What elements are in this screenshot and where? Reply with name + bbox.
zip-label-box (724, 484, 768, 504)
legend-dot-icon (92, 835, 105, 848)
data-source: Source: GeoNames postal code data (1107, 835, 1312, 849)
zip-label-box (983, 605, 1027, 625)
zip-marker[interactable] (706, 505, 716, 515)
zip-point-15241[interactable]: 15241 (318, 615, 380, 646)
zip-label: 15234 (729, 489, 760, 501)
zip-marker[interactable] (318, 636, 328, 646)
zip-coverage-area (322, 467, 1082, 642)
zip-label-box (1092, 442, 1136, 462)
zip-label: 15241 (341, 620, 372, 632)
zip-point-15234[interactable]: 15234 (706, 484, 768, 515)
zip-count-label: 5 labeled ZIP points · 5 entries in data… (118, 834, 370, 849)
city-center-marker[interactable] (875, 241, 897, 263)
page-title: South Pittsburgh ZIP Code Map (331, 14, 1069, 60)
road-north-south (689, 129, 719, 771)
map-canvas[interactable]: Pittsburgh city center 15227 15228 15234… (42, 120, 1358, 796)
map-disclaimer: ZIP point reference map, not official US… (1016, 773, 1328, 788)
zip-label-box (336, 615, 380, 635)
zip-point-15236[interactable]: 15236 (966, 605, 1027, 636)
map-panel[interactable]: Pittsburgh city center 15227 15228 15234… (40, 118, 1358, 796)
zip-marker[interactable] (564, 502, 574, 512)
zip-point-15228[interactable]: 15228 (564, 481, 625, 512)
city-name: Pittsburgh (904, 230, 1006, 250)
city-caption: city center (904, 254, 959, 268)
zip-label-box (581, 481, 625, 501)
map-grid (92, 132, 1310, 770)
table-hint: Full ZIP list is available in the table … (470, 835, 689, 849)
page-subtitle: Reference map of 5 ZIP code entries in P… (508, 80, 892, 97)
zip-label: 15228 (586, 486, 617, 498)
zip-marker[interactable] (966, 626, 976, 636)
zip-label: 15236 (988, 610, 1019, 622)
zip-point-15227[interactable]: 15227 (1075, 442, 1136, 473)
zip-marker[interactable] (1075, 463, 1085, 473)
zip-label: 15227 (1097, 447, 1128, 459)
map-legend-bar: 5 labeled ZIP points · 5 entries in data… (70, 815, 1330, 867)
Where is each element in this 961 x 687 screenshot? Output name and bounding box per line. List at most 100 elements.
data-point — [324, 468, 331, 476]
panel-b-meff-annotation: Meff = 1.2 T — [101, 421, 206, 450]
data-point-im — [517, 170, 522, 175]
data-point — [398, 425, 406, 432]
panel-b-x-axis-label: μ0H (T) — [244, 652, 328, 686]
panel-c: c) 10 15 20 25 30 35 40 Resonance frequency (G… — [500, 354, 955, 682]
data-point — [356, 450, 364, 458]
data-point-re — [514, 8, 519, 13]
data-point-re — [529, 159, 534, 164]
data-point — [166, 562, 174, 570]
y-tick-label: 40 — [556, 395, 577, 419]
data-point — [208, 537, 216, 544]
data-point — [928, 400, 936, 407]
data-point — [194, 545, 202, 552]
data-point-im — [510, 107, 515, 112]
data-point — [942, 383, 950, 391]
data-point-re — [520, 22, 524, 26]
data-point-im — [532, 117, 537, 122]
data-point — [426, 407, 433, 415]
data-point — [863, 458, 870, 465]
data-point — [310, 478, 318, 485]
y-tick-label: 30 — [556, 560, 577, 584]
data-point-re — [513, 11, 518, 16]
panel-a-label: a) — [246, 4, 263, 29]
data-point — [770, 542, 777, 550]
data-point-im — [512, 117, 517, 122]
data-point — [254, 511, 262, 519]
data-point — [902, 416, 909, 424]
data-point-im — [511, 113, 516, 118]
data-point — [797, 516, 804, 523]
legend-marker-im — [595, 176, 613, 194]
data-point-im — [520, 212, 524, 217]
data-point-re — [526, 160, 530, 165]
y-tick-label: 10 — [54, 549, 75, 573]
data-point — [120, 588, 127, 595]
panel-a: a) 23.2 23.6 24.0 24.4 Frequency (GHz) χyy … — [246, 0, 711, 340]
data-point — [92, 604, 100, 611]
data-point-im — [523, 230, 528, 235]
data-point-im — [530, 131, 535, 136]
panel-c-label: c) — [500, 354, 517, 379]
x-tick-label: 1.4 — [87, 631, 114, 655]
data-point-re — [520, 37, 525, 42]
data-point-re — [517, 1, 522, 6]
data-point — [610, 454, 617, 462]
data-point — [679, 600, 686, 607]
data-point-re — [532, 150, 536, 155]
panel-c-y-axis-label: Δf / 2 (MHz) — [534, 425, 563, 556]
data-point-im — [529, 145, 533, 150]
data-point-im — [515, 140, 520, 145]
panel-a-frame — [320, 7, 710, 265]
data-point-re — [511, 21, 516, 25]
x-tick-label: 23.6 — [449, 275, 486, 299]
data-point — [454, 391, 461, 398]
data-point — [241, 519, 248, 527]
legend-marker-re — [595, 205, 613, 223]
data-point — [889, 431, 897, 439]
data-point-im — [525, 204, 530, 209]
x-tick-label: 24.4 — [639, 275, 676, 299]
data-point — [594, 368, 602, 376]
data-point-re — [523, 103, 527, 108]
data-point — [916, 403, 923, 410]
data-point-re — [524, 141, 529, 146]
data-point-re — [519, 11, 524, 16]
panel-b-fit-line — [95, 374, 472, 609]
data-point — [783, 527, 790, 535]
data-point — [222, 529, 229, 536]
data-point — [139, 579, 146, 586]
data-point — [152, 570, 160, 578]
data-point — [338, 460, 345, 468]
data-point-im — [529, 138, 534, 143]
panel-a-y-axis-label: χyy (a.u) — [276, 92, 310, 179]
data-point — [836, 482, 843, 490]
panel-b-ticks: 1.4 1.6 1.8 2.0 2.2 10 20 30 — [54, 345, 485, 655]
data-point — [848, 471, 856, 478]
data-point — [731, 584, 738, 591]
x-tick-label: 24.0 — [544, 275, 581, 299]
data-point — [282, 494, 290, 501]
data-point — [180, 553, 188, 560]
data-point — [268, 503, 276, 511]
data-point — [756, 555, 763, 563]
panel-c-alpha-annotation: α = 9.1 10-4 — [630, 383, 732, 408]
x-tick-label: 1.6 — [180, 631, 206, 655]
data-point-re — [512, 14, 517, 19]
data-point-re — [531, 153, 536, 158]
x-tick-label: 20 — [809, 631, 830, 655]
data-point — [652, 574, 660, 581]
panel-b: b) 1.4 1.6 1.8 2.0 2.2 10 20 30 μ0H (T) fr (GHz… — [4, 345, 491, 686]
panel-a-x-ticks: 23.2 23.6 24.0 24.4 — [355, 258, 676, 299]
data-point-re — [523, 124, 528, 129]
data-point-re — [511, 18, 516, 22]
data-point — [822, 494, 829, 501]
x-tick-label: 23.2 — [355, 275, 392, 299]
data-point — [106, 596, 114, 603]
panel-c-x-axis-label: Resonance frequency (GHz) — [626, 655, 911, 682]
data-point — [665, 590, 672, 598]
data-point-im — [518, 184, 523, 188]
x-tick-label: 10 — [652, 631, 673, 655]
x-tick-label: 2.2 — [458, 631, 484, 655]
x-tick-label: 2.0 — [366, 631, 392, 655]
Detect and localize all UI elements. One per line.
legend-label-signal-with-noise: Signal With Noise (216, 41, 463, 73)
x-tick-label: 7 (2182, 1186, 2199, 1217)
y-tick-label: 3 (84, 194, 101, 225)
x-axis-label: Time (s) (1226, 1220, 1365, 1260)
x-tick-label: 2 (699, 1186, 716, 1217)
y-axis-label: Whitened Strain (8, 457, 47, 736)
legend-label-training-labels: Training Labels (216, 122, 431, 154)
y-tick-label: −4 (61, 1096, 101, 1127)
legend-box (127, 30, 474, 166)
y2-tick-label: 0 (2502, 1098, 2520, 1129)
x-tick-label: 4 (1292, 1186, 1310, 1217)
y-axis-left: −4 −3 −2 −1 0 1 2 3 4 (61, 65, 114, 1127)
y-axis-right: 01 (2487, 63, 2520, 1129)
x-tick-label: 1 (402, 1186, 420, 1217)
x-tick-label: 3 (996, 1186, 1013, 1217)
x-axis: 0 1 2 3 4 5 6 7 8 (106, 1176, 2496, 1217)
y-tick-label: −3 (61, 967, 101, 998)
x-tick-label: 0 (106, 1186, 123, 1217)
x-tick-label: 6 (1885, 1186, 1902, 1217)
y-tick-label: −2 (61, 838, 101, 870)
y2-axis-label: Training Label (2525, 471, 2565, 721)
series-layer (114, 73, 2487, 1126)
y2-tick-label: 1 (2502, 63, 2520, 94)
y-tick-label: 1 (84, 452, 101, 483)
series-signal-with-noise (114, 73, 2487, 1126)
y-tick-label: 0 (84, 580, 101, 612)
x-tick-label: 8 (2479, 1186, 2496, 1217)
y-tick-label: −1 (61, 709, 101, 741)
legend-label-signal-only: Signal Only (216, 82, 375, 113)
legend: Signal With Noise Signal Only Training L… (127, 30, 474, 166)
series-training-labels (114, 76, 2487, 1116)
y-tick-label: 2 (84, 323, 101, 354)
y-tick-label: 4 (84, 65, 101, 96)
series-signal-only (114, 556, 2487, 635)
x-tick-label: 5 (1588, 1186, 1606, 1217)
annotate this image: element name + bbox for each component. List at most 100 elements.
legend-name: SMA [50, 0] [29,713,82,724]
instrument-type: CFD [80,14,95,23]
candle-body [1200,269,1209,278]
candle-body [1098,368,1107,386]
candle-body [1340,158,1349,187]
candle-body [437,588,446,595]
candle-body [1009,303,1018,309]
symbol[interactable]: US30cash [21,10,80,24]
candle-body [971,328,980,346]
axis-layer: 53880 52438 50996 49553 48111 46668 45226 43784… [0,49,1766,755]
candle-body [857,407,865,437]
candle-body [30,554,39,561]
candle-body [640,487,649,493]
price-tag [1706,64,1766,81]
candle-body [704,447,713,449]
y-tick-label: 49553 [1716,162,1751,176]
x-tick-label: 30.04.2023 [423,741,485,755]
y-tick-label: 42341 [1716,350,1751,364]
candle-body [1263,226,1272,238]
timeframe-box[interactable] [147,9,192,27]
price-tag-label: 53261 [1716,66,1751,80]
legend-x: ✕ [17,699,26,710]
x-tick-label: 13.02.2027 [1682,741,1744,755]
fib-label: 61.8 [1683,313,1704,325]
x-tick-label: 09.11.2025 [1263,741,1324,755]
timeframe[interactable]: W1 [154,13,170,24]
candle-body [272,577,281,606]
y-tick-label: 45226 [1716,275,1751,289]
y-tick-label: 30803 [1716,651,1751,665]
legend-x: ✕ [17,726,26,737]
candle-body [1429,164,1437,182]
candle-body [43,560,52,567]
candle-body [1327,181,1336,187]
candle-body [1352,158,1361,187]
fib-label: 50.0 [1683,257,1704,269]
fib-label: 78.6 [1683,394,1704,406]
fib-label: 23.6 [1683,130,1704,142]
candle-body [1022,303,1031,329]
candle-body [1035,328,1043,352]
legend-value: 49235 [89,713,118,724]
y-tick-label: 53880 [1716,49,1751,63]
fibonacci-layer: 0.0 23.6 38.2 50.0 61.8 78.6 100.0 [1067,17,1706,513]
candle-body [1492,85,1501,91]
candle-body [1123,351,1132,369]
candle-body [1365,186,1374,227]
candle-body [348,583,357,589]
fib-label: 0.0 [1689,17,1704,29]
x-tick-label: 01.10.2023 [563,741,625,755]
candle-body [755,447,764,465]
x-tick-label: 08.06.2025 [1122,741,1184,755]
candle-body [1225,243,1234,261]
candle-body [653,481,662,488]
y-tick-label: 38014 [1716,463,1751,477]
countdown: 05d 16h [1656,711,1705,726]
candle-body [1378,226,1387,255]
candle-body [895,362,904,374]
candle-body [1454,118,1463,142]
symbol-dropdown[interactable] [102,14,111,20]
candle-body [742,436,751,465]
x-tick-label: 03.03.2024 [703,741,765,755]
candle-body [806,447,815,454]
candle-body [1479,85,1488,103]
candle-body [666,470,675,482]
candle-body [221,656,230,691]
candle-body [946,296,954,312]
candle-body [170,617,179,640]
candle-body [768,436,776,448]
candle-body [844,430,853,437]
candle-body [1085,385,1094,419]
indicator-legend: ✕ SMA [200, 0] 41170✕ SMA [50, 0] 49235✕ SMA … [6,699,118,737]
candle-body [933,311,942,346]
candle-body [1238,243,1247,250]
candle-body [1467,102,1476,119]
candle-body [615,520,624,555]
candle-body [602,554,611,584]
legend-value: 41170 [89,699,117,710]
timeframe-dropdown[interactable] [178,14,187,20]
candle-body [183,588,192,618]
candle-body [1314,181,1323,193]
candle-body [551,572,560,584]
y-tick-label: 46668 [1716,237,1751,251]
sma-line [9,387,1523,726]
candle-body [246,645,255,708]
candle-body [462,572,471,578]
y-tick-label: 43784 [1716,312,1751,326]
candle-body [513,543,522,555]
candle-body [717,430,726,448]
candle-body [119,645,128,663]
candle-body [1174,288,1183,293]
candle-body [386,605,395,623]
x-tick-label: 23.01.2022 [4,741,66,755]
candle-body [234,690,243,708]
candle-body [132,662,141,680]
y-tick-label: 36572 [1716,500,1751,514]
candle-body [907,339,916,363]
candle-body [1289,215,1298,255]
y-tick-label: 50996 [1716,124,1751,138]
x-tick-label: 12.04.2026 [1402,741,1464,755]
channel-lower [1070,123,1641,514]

..............................

-- INSTRUCTIONS TO FOLLOW --
Rewrite everything from the start of the data down to and including the line containing "map-panel[interactable]: Pittsburgh city" as a JSON list of strings, with one string for each line and blank lines left out.

-- THE OUTPUT --
[
  "What elements are in this screenshot and where? Reply with name + bbox.",
  "zip-label-box (724, 484, 768, 504)",
  "legend-dot-icon (92, 835, 105, 848)",
  "data-source: Source: GeoNames postal code data (1107, 835, 1312, 849)",
  "zip-label-box (983, 605, 1027, 625)",
  "zip-marker[interactable] (706, 505, 716, 515)",
  "zip-point-15241[interactable]: 15241 (318, 615, 380, 646)",
  "zip-label: 15234 (729, 489, 760, 501)",
  "zip-marker[interactable] (318, 636, 328, 646)",
  "zip-coverage-area (322, 467, 1082, 642)",
  "zip-label-box (1092, 442, 1136, 462)",
  "zip-label: 15241 (341, 620, 372, 632)",
  "zip-point-15234[interactable]: 15234 (706, 484, 768, 515)",
  "zip-count-label: 5 labeled ZIP points · 5 entries in data… (118, 834, 370, 849)",
  "city-center-marker[interactable] (875, 241, 897, 263)",
  "page-title: South Pittsburgh ZIP Code Map (331, 14, 1069, 60)",
  "road-north-south (689, 129, 719, 771)",
  "map-canvas[interactable]: Pittsburgh city center 15227 15228 15234… (42, 120, 1358, 796)",
  "map-disclaimer: ZIP point reference map, not official US… (1016, 773, 1328, 788)",
  "zip-label-box (336, 615, 380, 635)",
  "zip-point-15236[interactable]: 15236 (966, 605, 1027, 636)",
  "map-panel[interactable]: Pittsburgh city center 15227 15228 15234… (40, 118, 1358, 796)"
]